TASK REQUIREMENTS
Copy each line where the word "your" occurs.

GIVEN ENTRIES

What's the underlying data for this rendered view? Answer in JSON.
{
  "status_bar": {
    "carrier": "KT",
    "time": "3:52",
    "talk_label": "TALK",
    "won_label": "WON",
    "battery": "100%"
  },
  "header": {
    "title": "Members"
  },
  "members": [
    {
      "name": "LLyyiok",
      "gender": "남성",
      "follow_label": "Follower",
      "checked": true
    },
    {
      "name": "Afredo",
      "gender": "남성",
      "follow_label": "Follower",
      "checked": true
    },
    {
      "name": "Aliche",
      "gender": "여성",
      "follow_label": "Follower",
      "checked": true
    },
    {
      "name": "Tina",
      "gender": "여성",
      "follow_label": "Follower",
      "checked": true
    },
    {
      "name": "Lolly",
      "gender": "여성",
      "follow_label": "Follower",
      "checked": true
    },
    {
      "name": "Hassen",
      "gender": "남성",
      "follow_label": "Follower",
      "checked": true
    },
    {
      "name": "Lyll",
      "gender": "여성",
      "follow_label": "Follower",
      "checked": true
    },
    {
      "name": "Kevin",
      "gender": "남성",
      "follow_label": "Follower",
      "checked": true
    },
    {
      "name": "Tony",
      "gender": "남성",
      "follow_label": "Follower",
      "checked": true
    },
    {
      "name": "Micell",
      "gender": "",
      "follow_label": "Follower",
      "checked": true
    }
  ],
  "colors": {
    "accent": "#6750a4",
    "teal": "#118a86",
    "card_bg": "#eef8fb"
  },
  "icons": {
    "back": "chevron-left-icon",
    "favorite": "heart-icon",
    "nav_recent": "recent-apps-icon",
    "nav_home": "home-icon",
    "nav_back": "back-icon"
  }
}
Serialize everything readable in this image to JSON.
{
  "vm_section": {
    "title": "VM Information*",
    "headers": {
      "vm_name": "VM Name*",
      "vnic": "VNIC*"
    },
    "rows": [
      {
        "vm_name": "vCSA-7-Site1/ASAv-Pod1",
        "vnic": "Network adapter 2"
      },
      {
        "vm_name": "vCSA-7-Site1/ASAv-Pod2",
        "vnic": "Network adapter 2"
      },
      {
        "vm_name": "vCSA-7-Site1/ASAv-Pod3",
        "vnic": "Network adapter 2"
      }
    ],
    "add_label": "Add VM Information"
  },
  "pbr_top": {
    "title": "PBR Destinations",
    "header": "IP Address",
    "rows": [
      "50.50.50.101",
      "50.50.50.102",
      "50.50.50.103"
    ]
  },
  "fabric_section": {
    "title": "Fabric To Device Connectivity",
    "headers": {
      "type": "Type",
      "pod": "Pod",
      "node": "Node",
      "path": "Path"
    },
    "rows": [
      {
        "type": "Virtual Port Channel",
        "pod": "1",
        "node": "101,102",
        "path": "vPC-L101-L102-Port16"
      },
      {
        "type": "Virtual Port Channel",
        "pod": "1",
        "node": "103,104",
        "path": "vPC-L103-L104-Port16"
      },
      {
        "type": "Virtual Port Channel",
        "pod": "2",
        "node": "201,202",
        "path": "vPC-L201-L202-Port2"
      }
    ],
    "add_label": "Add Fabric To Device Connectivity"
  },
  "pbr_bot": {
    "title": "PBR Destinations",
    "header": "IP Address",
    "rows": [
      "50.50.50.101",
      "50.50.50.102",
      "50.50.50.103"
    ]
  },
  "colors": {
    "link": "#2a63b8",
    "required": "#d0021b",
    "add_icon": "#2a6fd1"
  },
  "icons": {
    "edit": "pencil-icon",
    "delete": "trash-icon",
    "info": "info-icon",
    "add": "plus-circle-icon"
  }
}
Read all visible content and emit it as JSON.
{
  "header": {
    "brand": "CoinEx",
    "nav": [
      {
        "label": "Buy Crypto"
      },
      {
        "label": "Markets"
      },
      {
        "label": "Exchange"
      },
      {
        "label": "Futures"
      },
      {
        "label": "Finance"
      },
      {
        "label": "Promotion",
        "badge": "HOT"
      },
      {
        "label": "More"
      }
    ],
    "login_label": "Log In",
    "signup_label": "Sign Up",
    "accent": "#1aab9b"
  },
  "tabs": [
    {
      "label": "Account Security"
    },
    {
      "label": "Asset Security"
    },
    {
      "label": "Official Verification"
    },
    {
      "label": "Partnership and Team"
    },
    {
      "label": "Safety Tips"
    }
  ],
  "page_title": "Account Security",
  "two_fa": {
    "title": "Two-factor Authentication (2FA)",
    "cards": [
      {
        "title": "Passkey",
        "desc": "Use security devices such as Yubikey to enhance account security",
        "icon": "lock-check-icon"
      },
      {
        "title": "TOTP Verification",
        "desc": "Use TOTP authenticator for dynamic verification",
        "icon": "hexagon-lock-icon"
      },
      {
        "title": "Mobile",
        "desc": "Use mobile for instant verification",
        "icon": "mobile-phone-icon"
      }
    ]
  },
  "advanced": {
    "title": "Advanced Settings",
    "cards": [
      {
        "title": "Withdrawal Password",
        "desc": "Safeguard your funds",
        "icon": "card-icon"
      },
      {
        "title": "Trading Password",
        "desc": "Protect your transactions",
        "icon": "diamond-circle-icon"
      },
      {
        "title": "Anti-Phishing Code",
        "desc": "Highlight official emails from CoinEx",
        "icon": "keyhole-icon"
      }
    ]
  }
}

OUTPUT OF THE TASK
        "desc": "Safeguard your funds",
        "desc": "Protect your transactions",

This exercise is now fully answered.